- _WORK REQUIRED_:
Give every line again exactly as it appears, please, but not the pictures.

- _RECORDS FOR THIS TASK_:

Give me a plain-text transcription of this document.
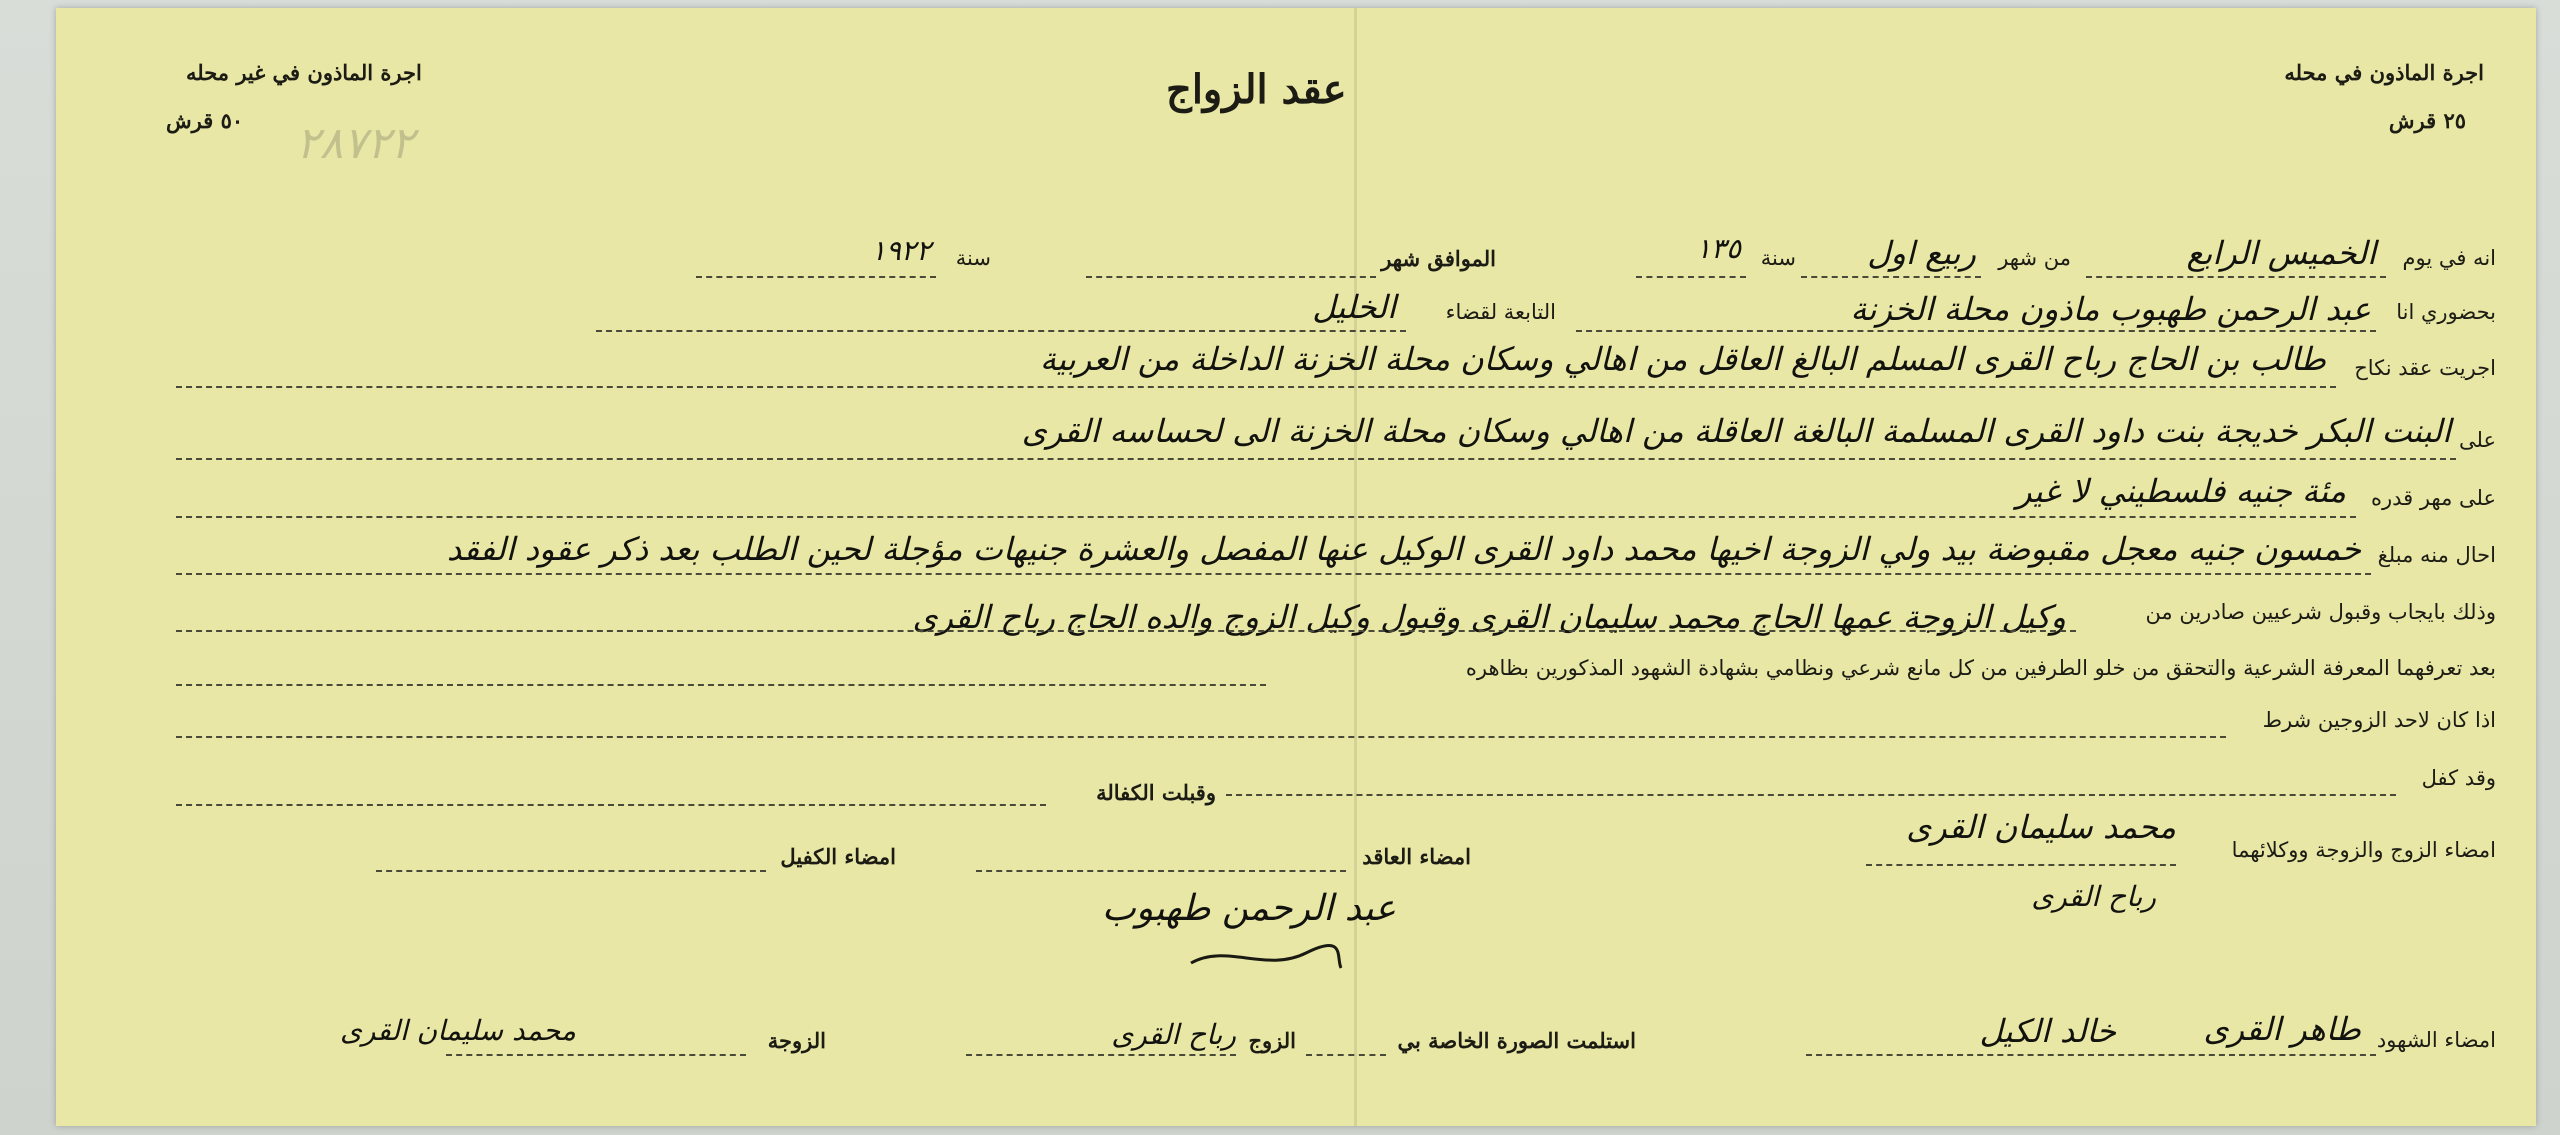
اجرة الماذون في محله
٢٥ قرش
اجرة الماذون في غير محله
٥٠ قرش ٢٨٧٢٢
عقد الزواج
انه في يوم
الخميس الرابع
من شهر
ربيع اول
سنة
١٣٥
الموافق شهر
سنة
١٩٢٢
بحضوري انا
عبد الرحمن طهبوب ماذون محلة الخزنة
التابعة لقضاء
الخليل
اجريت عقد نكاح
طالب بن الحاج رباح القرى المسلم البالغ العاقل من اهالي وسكان محلة الخزنة الداخلة من العربية
على
البنت البكر خديجة بنت داود القرى المسلمة البالغة العاقلة من اهالي وسكان محلة الخزنة الى لحساسه القرى
على مهر قدره
مئة جنيه فلسطيني لا غير
احال منه مبلغ
خمسون جنيه معجل مقبوضة بيد ولي الزوجة اخيها محمد داود القرى الوكيل عنها المفصل والعشرة جنيهات مؤجلة لحين الطلب بعد ذكر عقود الفقد
وذلك بايجاب وقبول شرعيين صادرين من
وكيل الزوجة عمها الحاج محمد سليمان القرى وقبول وكيل الزوج والده الحاج رباح القرى
بعد تعرفهما المعرفة الشرعية والتحقق من خلو الطرفين من كل مانع شرعي ونظامي بشهادة الشهود المذكورين بظاهره
اذا كان لاحد الزوجين شرط
وقد كفل
وقبلت الكفالة
امضاء الزوج والزوجة ووكلائهما
محمد سليمان القرى
رباح القرى
امضاء العاقد
عبد الرحمن طهبوب
امضاء الكفيل
امضاء الشهود
طاهر القرى
خالد الكيل
استلمت الصورة الخاصة بي
الزوج
رباح القرى
الزوجة
محمد سليمان القرى
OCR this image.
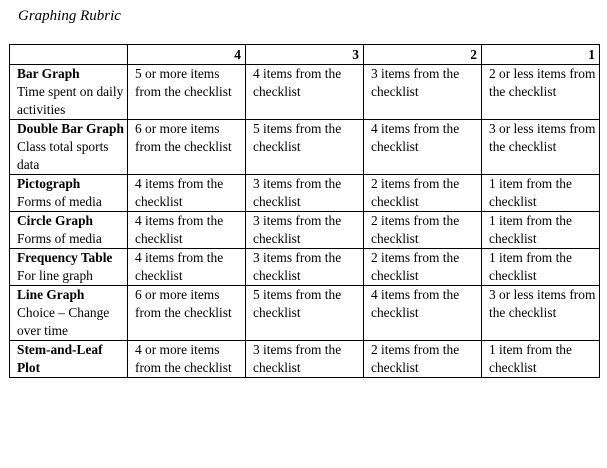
Graphing Rubric
	4	3	2	1

Bar Graph
Time spent on daily activities	5 or more items from the checklist	4 items from the checklist	3 items from the checklist	2 or less items from the checklist

Double Bar Graph
Class total sports data	6 or more items from the checklist	5 items from the checklist	4 items from the checklist	3 or less items from the checklist

Pictograph
Forms of media	4 items from the checklist	3 items from the checklist	2 items from the checklist	1 item from the checklist

Circle Graph
Forms of media	4 items from the checklist	3 items from the checklist	2 items from the checklist	1 item from the checklist

Frequency Table
For line graph	4 items from the checklist	3 items from the checklist	2 items from the checklist	1 item from the checklist

Line Graph
Choice – Change over time	6 or more items from the checklist	5 items from the checklist	4 items from the checklist	3 or less items from the checklist

Stem-and-Leaf Plot	4 or more items from the checklist	3 items from the checklist	2 items from the checklist	1 item from the checklist
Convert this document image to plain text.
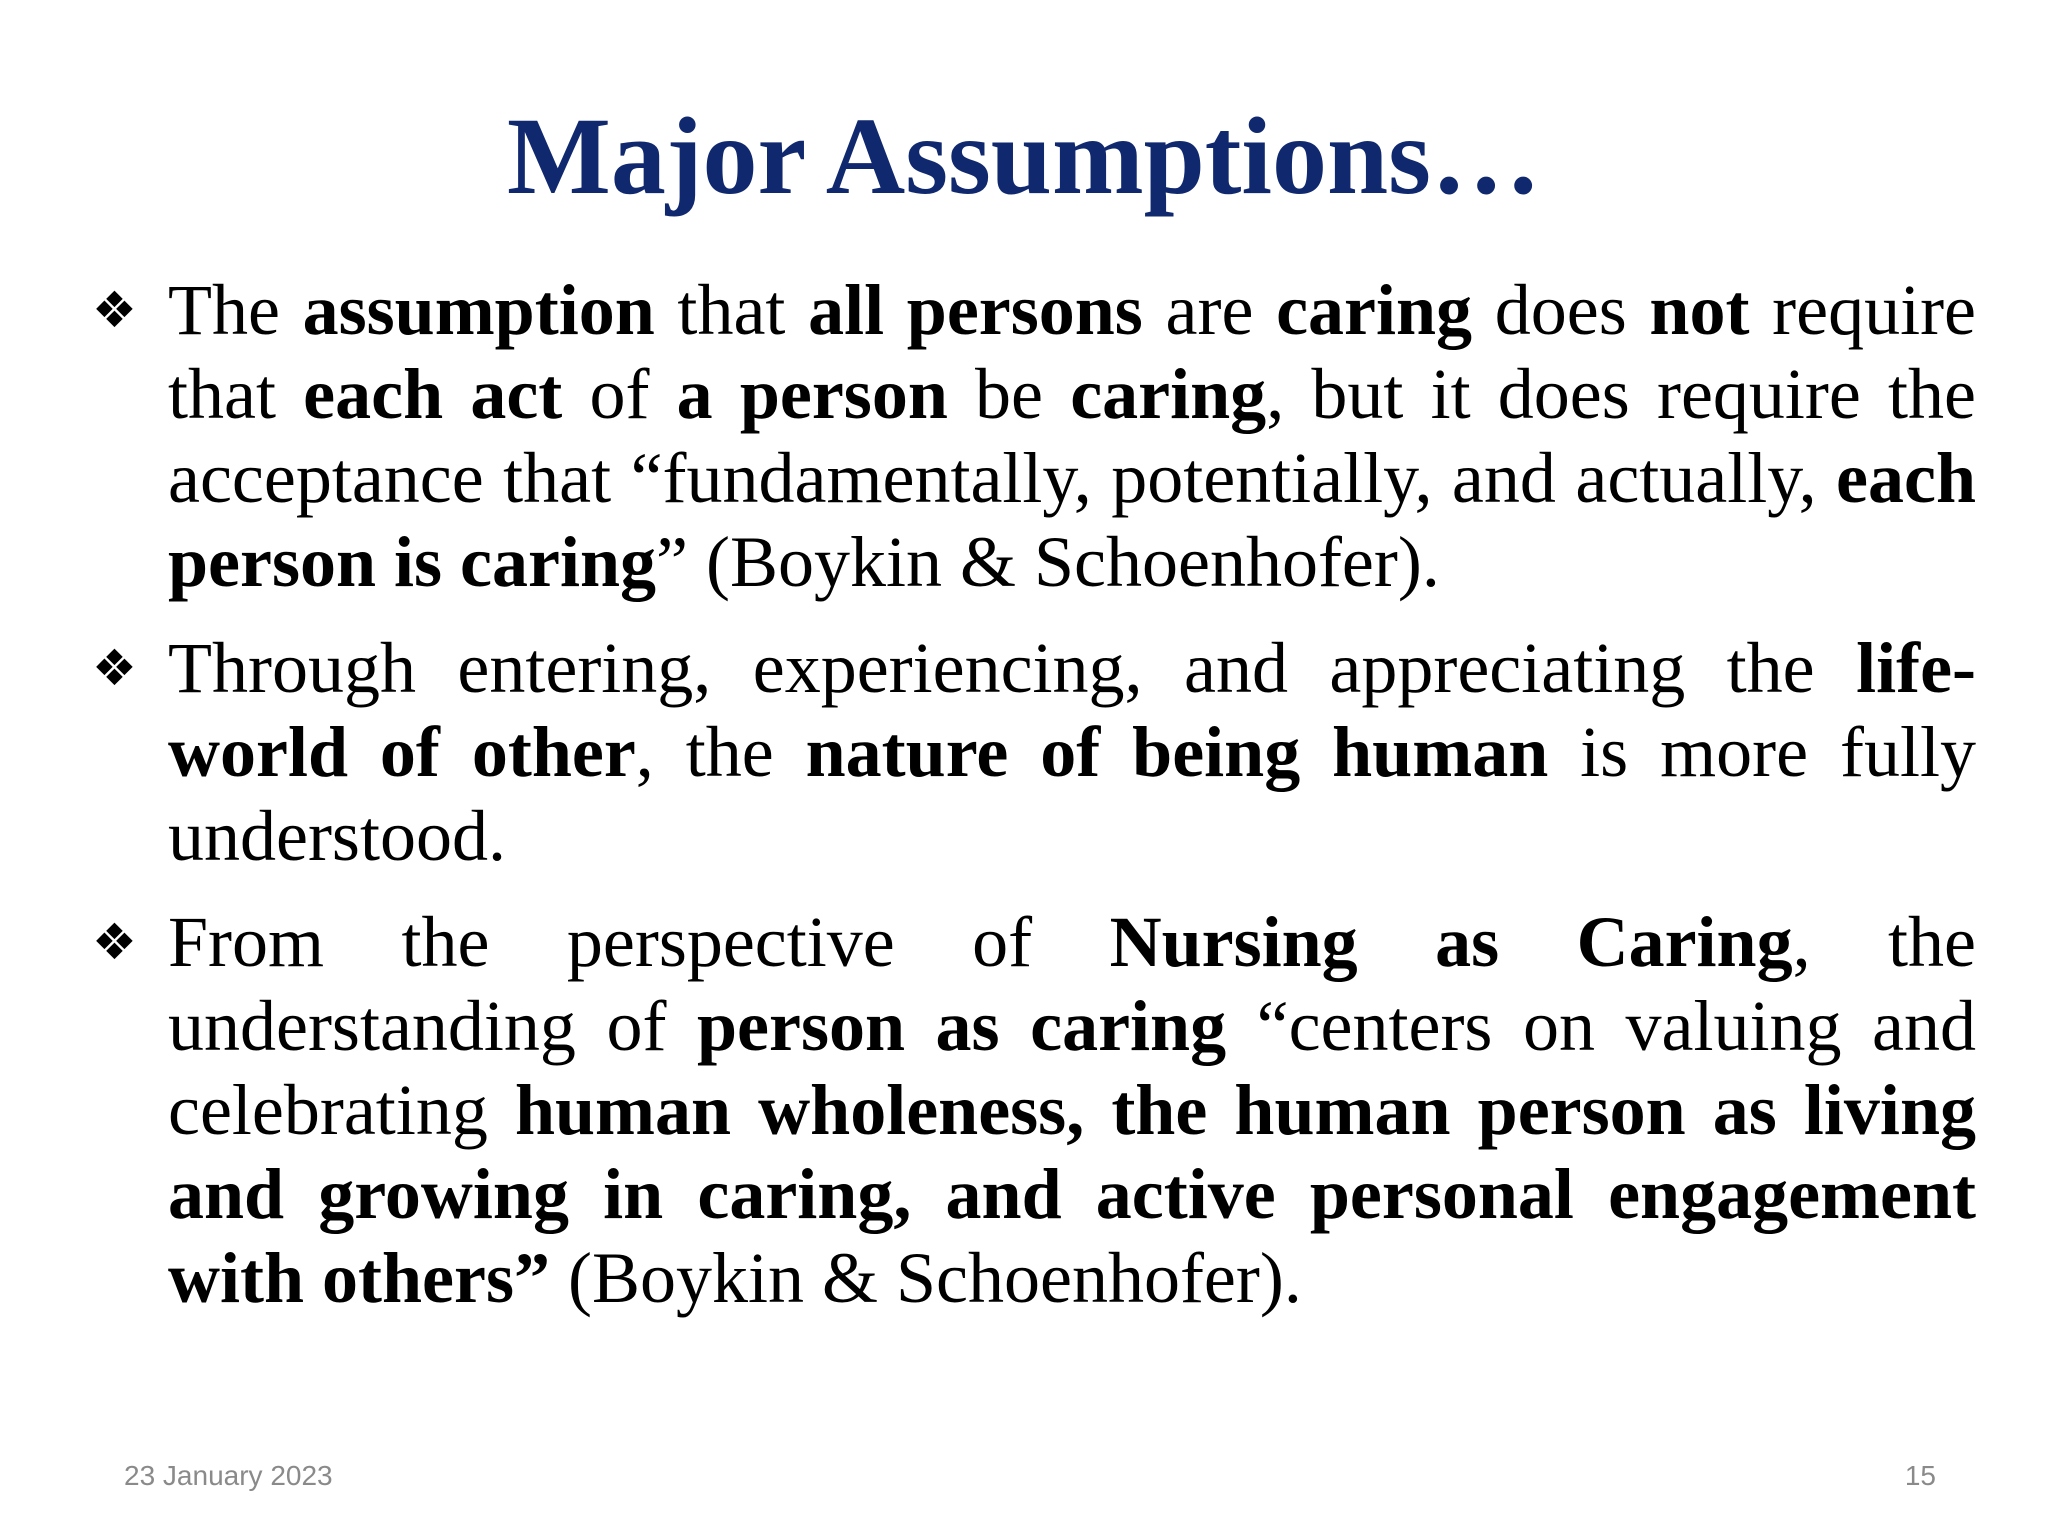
Major Assumptions…
❖ The assumption that all persons are caring does not require that each act of a person be caring, but it does require the acceptance that “fundamentally, potentially, and actually, each person is caring” (Boykin & Schoenhofer).
❖ Through entering, experiencing, and appreciating the life-world of other, the nature of being human is more fully understood.
❖ From the perspective of Nursing as Caring, the understanding of person as caring “centers on valuing and celebrating human wholeness, the human person as living and growing in caring, and active personal engagement with others” (Boykin & Schoenhofer).
23 January 2023	15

- _RESULT_:
Give me a plain-text transcription of this document.
اجرة الماذون في محله
٢٥ قرش
اجرة الماذون في غير محله
٥٠ قرش ٢٨٧٢٢
عقد الزواج
انه في يوم
الخميس الرابع
من شهر
ربيع اول
سنة
١٣٥
الموافق شهر
سنة
١٩٢٢
بحضوري انا
عبد الرحمن طهبوب ماذون محلة الخزنة
التابعة لقضاء
الخليل
اجريت عقد نكاح
طالب بن الحاج رباح القرى المسلم البالغ العاقل من اهالي وسكان محلة الخزنة الداخلة من العربية
على
البنت البكر خديجة بنت داود القرى المسلمة البالغة العاقلة من اهالي وسكان محلة الخزنة الى لحساسه القرى
على مهر قدره
مئة جنيه فلسطيني لا غير
احال منه مبلغ
خمسون جنيه معجل مقبوضة بيد ولي الزوجة اخيها محمد داود القرى الوكيل عنها المفصل والعشرة جنيهات مؤجلة لحين الطلب بعد ذكر عقود الفقد
وذلك بايجاب وقبول شرعيين صادرين من
وكيل الزوجة عمها الحاج محمد سليمان القرى وقبول وكيل الزوج والده الحاج رباح القرى
بعد تعرفهما المعرفة الشرعية والتحقق من خلو الطرفين من كل مانع شرعي ونظامي بشهادة الشهود المذكورين بظاهره
اذا كان لاحد الزوجين شرط
وقد كفل
وقبلت الكفالة
امضاء الزوج والزوجة ووكلائهما
محمد سليمان القرى
رباح القرى
امضاء العاقد
عبد الرحمن طهبوب
امضاء الكفيل
امضاء الشهود
طاهر القرى
خالد الكيل
استلمت الصورة الخاصة بي
الزوج
رباح القرى
الزوجة
محمد سليمان القرى
OCR this image.
Graphing Rubric
	4	3	2	1

Bar Graph
Time spent on daily activities	5 or more items from the checklist	4 items from the checklist	3 items from the checklist	2 or less items from the checklist

Double Bar Graph
Class total sports data	6 or more items from the checklist	5 items from the checklist	4 items from the checklist	3 or less items from the checklist

Pictograph
Forms of media	4 items from the checklist	3 items from the checklist	2 items from the checklist	1 item from the checklist

Circle Graph
Forms of media	4 items from the checklist	3 items from the checklist	2 items from the checklist	1 item from the checklist

Frequency Table
For line graph	4 items from the checklist	3 items from the checklist	2 items from the checklist	1 item from the checklist

Line Graph
Choice – Change over time	6 or more items from the checklist	5 items from the checklist	4 items from the checklist	3 or less items from the checklist

Stem-and-Leaf Plot	4 or more items from the checklist	3 items from the checklist	2 items from the checklist	1 item from the checklist
Convert this document image to plain text.
Major Assumptions…
❖ The assumption that all persons are caring does not require that each act of a person be caring, but it does require the acceptance that “fundamentally, potentially, and actually, each person is caring” (Boykin & Schoenhofer).
❖ Through entering, experiencing, and appreciating the life-world of other, the nature of being human is more fully understood.
❖ From the perspective of Nursing as Caring, the understanding of person as caring “centers on valuing and celebrating human wholeness, the human person as living and growing in caring, and active personal engagement with others” (Boykin & Schoenhofer).
23 January 2023	15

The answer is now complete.